# YOUR INSTRUCTIONS
Could you return each entry below exactly as written, minus any pictures?

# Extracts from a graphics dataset
┄┄┄┄┄┄┄┄┄┄┄┄┄┄┄┄┄┄┄┄
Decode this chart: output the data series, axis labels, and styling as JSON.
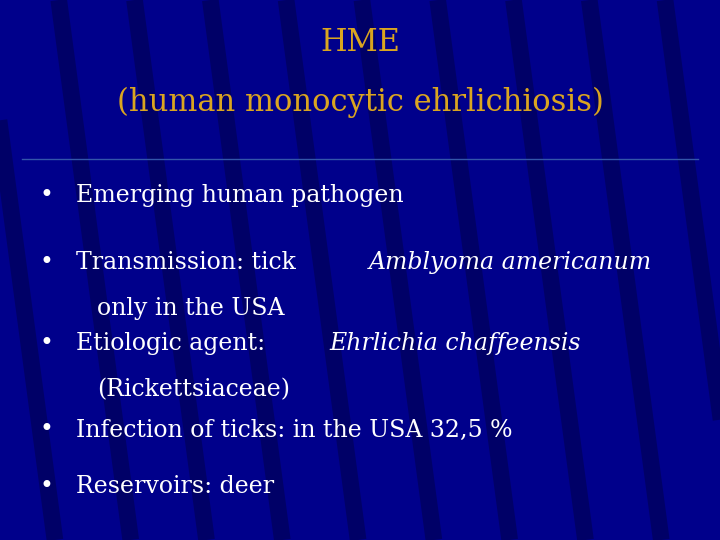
{
  "title_line1": "HME",
  "title_line2": "(human monocytic ehrlichiosis)",
  "title_color": "#DAA520",
  "background_color": "#00008B",
  "bullet_color": "#FFFFFF",
  "separator_color": "#3355AA",
  "stripe_color": "#000044",
  "title_fontsize": 22,
  "bullet_fontsize": 17,
  "figsize": [
    7.2,
    5.4
  ],
  "dpi": 100,
  "bullets": [
    {
      "line1": "Emerging human pathogen",
      "line1_parts": [
        [
          "Emerging human pathogen",
          false
        ]
      ],
      "line2": null
    },
    {
      "line1": "Transmission: tick Amblyoma americanum,",
      "line1_parts": [
        [
          "Transmission: tick ",
          false
        ],
        [
          "Amblyoma americanum",
          true
        ],
        [
          ",",
          false
        ]
      ],
      "line2": "only in the USA"
    },
    {
      "line1": "Etiologic agent: Ehrlichia chaffeensis",
      "line1_parts": [
        [
          "Etiologic agent: ",
          false
        ],
        [
          "Ehrlichia chaffeensis",
          true
        ]
      ],
      "line2": "(Rickettsiaceae)"
    },
    {
      "line1": "Infection of ticks: in the USA 32,5 %",
      "line1_parts": [
        [
          "Infection of ticks: in the USA 32,5 %",
          false
        ]
      ],
      "line2": null
    },
    {
      "line1": "Reservoirs: deer",
      "line1_parts": [
        [
          "Reservoirs: deer",
          false
        ]
      ],
      "line2": null
    }
  ]
}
┄┄┄┄┄┄┄┄┄┄┄┄┄┄┄┄┄┄┄┄
# WRITTEN RESPONSE
Decode this chart: output the data series, axis labels, and styling as JSON.
{
  "title_line1": "HME",
  "title_line2": "(human monocytic ehrlichiosis)",
  "title_color": "#DAA520",
  "background_color": "#00008B",
  "bullet_color": "#FFFFFF",
  "separator_color": "#3355AA",
  "stripe_color": "#000044",
  "title_fontsize": 22,
  "bullet_fontsize": 17,
  "figsize": [
    7.2,
    5.4
  ],
  "dpi": 100,
  "bullets": [
    {
      "line1": "Emerging human pathogen",
      "line1_parts": [
        [
          "Emerging human pathogen",
          false
        ]
      ],
      "line2": null
    },
    {
      "line1": "Transmission: tick Amblyoma americanum,",
      "line1_parts": [
        [
          "Transmission: tick ",
          false
        ],
        [
          "Amblyoma americanum",
          true
        ],
        [
          ",",
          false
        ]
      ],
      "line2": "only in the USA"
    },
    {
      "line1": "Etiologic agent: Ehrlichia chaffeensis",
      "line1_parts": [
        [
          "Etiologic agent: ",
          false
        ],
        [
          "Ehrlichia chaffeensis",
          true
        ]
      ],
      "line2": "(Rickettsiaceae)"
    },
    {
      "line1": "Infection of ticks: in the USA 32,5 %",
      "line1_parts": [
        [
          "Infection of ticks: in the USA 32,5 %",
          false
        ]
      ],
      "line2": null
    },
    {
      "line1": "Reservoirs: deer",
      "line1_parts": [
        [
          "Reservoirs: deer",
          false
        ]
      ],
      "line2": null
    }
  ]
}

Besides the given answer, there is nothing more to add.